Exercise goal → Could you reproduce the listing below word for word, with every line except the picture placeholders?

Records to use →

- - - - - - -

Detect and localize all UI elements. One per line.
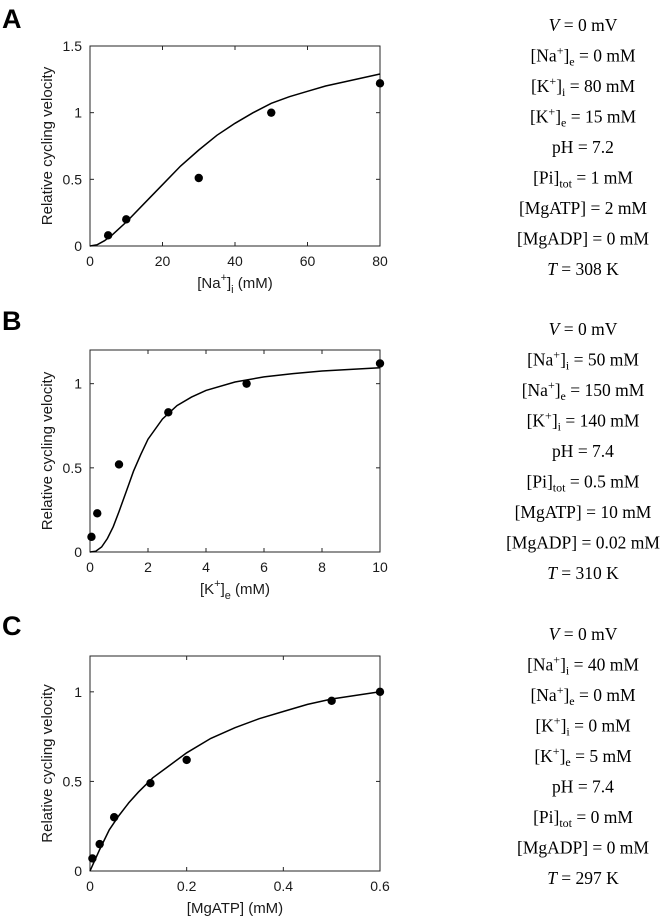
data-point bbox=[375, 79, 385, 88]
x-tick-label: 80 bbox=[372, 253, 388, 269]
x-tick-label: 40 bbox=[227, 253, 243, 269]
condition-line: [Na+]e = 150 mM bbox=[522, 378, 645, 403]
y-axis-label: Relative cycling velocity bbox=[39, 371, 56, 530]
x-axis-label: [K+]e (mM) bbox=[200, 578, 270, 602]
condition-line: [Pi]tot = 1 mM bbox=[533, 168, 633, 191]
fit-curve bbox=[89, 366, 381, 553]
plot-frame bbox=[89, 45, 381, 247]
condition-line: [Na+]e = 0 mM bbox=[530, 683, 636, 708]
condition-line: pH = 7.4 bbox=[552, 441, 614, 461]
data-point bbox=[103, 231, 113, 240]
data-point bbox=[87, 532, 96, 542]
condition-line: [K+]i = 140 mM bbox=[527, 409, 640, 434]
x-tick-label: 0.4 bbox=[274, 878, 294, 894]
condition-line: V = 0 mV bbox=[549, 15, 618, 35]
condition-line: [MgATP] = 2 mM bbox=[519, 198, 647, 218]
plot-frame bbox=[89, 349, 381, 553]
condition-line: [MgATP] = 10 mM bbox=[515, 502, 652, 522]
data-point bbox=[122, 215, 131, 224]
x-tick-label: 0 bbox=[86, 253, 94, 269]
y-tick-label: 0.5 bbox=[63, 773, 83, 789]
x-tick-label: 4 bbox=[202, 559, 210, 575]
panel-letter: B bbox=[2, 306, 22, 336]
data-point bbox=[146, 779, 155, 788]
y-tick-label: 0.5 bbox=[63, 460, 83, 476]
data-point bbox=[194, 173, 203, 183]
y-tick-label: 1 bbox=[74, 376, 82, 392]
y-axis-label: Relative cycling velocity bbox=[39, 684, 56, 843]
x-axis-label: [Na+]i (mM) bbox=[197, 272, 273, 296]
data-point bbox=[93, 509, 102, 518]
condition-line: [Na+]i = 40 mM bbox=[527, 653, 639, 678]
y-tick-label: 1 bbox=[74, 105, 82, 121]
x-axis-label: [MgATP] (mM) bbox=[187, 900, 283, 917]
fit-curve bbox=[89, 73, 381, 247]
condition-line: pH = 7.2 bbox=[552, 137, 614, 157]
condition-line: [Pi]tot = 0 mM bbox=[533, 807, 633, 830]
data-point bbox=[242, 379, 251, 388]
fit-curve bbox=[89, 691, 381, 872]
x-tick-label: 10 bbox=[372, 559, 388, 575]
x-tick-label: 8 bbox=[318, 559, 326, 575]
data-point bbox=[375, 359, 385, 368]
condition-line: [K+]e = 5 mM bbox=[534, 744, 632, 769]
x-tick-label: 0.2 bbox=[177, 878, 197, 894]
condition-line: [Na+]i = 50 mM bbox=[527, 348, 639, 373]
panel-a: A 0 20 40 60 80 0 0.5 1 1.5 [Na+]i (mM) Relative cy… bbox=[2, 4, 649, 296]
condition-line: [K+]i = 80 mM bbox=[531, 74, 636, 99]
condition-line: T = 310 K bbox=[547, 563, 619, 583]
condition-line: V = 0 mV bbox=[549, 319, 618, 339]
condition-line: [Na+]e = 0 mM bbox=[530, 44, 636, 69]
condition-line: [MgADP] = 0.02 mM bbox=[506, 533, 660, 553]
plot-frame bbox=[89, 655, 381, 872]
y-tick-label: 1.5 bbox=[63, 38, 83, 54]
condition-line: [MgADP] = 0 mM bbox=[517, 229, 649, 249]
data-point bbox=[114, 460, 124, 469]
y-tick-label: 1 bbox=[74, 684, 82, 700]
y-tick-label: 0 bbox=[74, 863, 82, 879]
condition-line: T = 308 K bbox=[547, 259, 619, 279]
x-tick-label: 2 bbox=[144, 559, 152, 575]
y-tick-label: 0 bbox=[74, 238, 82, 254]
condition-line: [K+]e = 15 mM bbox=[530, 105, 637, 130]
condition-line: V = 0 mV bbox=[549, 624, 618, 644]
data-point bbox=[164, 408, 173, 417]
y-axis-label: Relative cycling velocity bbox=[39, 66, 56, 225]
y-tick-label: 0 bbox=[74, 544, 82, 560]
data-point bbox=[182, 755, 191, 765]
panel-letter: C bbox=[2, 611, 22, 641]
condition-line: [MgADP] = 0 mM bbox=[517, 838, 649, 858]
panel-b: B 0 2 4 6 8 10 0 0.5 1 [K+]e (mM) Relative cycling … bbox=[2, 306, 660, 602]
panel-c: C 0 0.2 0.4 0.6 0 0.5 1 [MgATP] (mM) Relative cyc… bbox=[2, 611, 649, 917]
y-tick-label: 0.5 bbox=[63, 171, 83, 187]
panel-letter: A bbox=[2, 4, 22, 34]
condition-line: T = 297 K bbox=[547, 868, 619, 888]
x-tick-label: 6 bbox=[260, 559, 268, 575]
x-tick-label: 60 bbox=[300, 253, 316, 269]
data-point bbox=[267, 108, 276, 117]
condition-line: [Pi]tot = 0.5 mM bbox=[527, 472, 640, 495]
x-tick-label: 20 bbox=[155, 253, 171, 269]
x-tick-label: 0.6 bbox=[370, 878, 390, 894]
x-tick-label: 0 bbox=[86, 559, 94, 575]
condition-line: pH = 7.4 bbox=[552, 777, 614, 797]
x-tick-label: 0 bbox=[86, 878, 94, 894]
condition-line: [K+]i = 0 mM bbox=[535, 714, 631, 739]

- - - - - - -

Reply →
Detect and localize all UI elements. One per line.
data-point bbox=[375, 79, 385, 88]
x-tick-label: 80 bbox=[372, 253, 388, 269]
x-tick-label: 40 bbox=[227, 253, 243, 269]
condition-line: [Na+]e = 150 mM bbox=[522, 378, 645, 403]
y-axis-label: Relative cycling velocity bbox=[39, 371, 56, 530]
x-axis-label: [K+]e (mM) bbox=[200, 578, 270, 602]
condition-line: [Pi]tot = 1 mM bbox=[533, 168, 633, 191]
fit-curve bbox=[89, 366, 381, 553]
plot-frame bbox=[89, 45, 381, 247]
condition-line: [Na+]e = 0 mM bbox=[530, 683, 636, 708]
condition-line: pH = 7.4 bbox=[552, 441, 614, 461]
data-point bbox=[103, 231, 113, 240]
data-point bbox=[87, 532, 96, 542]
condition-line: [K+]i = 140 mM bbox=[527, 409, 640, 434]
x-tick-label: 0.4 bbox=[274, 878, 294, 894]
condition-line: V = 0 mV bbox=[549, 15, 618, 35]
condition-line: [MgATP] = 2 mM bbox=[519, 198, 647, 218]
plot-frame bbox=[89, 349, 381, 553]
condition-line: [MgATP] = 10 mM bbox=[515, 502, 652, 522]
data-point bbox=[122, 215, 131, 224]
x-tick-label: 0 bbox=[86, 253, 94, 269]
y-tick-label: 0.5 bbox=[63, 773, 83, 789]
x-tick-label: 4 bbox=[202, 559, 210, 575]
panel-letter: B bbox=[2, 306, 22, 336]
data-point bbox=[146, 779, 155, 788]
y-tick-label: 0.5 bbox=[63, 460, 83, 476]
data-point bbox=[194, 173, 203, 183]
y-tick-label: 1 bbox=[74, 376, 82, 392]
y-axis-label: Relative cycling velocity bbox=[39, 684, 56, 843]
x-axis-label: [Na+]i (mM) bbox=[197, 272, 273, 296]
data-point bbox=[93, 509, 102, 518]
condition-line: [Na+]i = 40 mM bbox=[527, 653, 639, 678]
y-tick-label: 1 bbox=[74, 105, 82, 121]
x-axis-label: [MgATP] (mM) bbox=[187, 900, 283, 917]
fit-curve bbox=[89, 73, 381, 247]
condition-line: pH = 7.2 bbox=[552, 137, 614, 157]
condition-line: [Pi]tot = 0 mM bbox=[533, 807, 633, 830]
data-point bbox=[242, 379, 251, 388]
fit-curve bbox=[89, 691, 381, 872]
x-tick-label: 10 bbox=[372, 559, 388, 575]
x-tick-label: 8 bbox=[318, 559, 326, 575]
data-point bbox=[375, 359, 385, 368]
condition-line: [K+]e = 5 mM bbox=[534, 744, 632, 769]
x-tick-label: 0.2 bbox=[177, 878, 197, 894]
condition-line: [Na+]i = 50 mM bbox=[527, 348, 639, 373]
panel-a: A 0 20 40 60 80 0 0.5 1 1.5 [Na+]i (mM) Relative cy… bbox=[2, 4, 649, 296]
condition-line: [K+]i = 80 mM bbox=[531, 74, 636, 99]
condition-line: T = 310 K bbox=[547, 563, 619, 583]
condition-line: V = 0 mV bbox=[549, 319, 618, 339]
condition-line: [Na+]e = 0 mM bbox=[530, 44, 636, 69]
condition-line: [MgADP] = 0.02 mM bbox=[506, 533, 660, 553]
plot-frame bbox=[89, 655, 381, 872]
y-tick-label: 1.5 bbox=[63, 38, 83, 54]
condition-line: [MgADP] = 0 mM bbox=[517, 229, 649, 249]
data-point bbox=[114, 460, 124, 469]
y-tick-label: 1 bbox=[74, 684, 82, 700]
y-tick-label: 0 bbox=[74, 863, 82, 879]
condition-line: T = 308 K bbox=[547, 259, 619, 279]
x-tick-label: 2 bbox=[144, 559, 152, 575]
y-tick-label: 0 bbox=[74, 238, 82, 254]
condition-line: [K+]e = 15 mM bbox=[530, 105, 637, 130]
condition-line: V = 0 mV bbox=[549, 624, 618, 644]
data-point bbox=[164, 408, 173, 417]
y-axis-label: Relative cycling velocity bbox=[39, 66, 56, 225]
y-tick-label: 0 bbox=[74, 544, 82, 560]
data-point bbox=[182, 755, 191, 765]
panel-letter: C bbox=[2, 611, 22, 641]
condition-line: [MgADP] = 0 mM bbox=[517, 838, 649, 858]
panel-b: B 0 2 4 6 8 10 0 0.5 1 [K+]e (mM) Relative cycling … bbox=[2, 306, 660, 602]
panel-c: C 0 0.2 0.4 0.6 0 0.5 1 [MgATP] (mM) Relative cyc… bbox=[2, 611, 649, 917]
y-tick-label: 0.5 bbox=[63, 171, 83, 187]
panel-letter: A bbox=[2, 4, 22, 34]
condition-line: T = 297 K bbox=[547, 868, 619, 888]
x-tick-label: 6 bbox=[260, 559, 268, 575]
x-tick-label: 60 bbox=[300, 253, 316, 269]
data-point bbox=[267, 108, 276, 117]
condition-line: [Pi]tot = 0.5 mM bbox=[527, 472, 640, 495]
x-tick-label: 20 bbox=[155, 253, 171, 269]
x-tick-label: 0.6 bbox=[370, 878, 390, 894]
x-tick-label: 0 bbox=[86, 559, 94, 575]
condition-line: pH = 7.4 bbox=[552, 777, 614, 797]
x-tick-label: 0 bbox=[86, 878, 94, 894]
condition-line: [K+]i = 0 mM bbox=[535, 714, 631, 739]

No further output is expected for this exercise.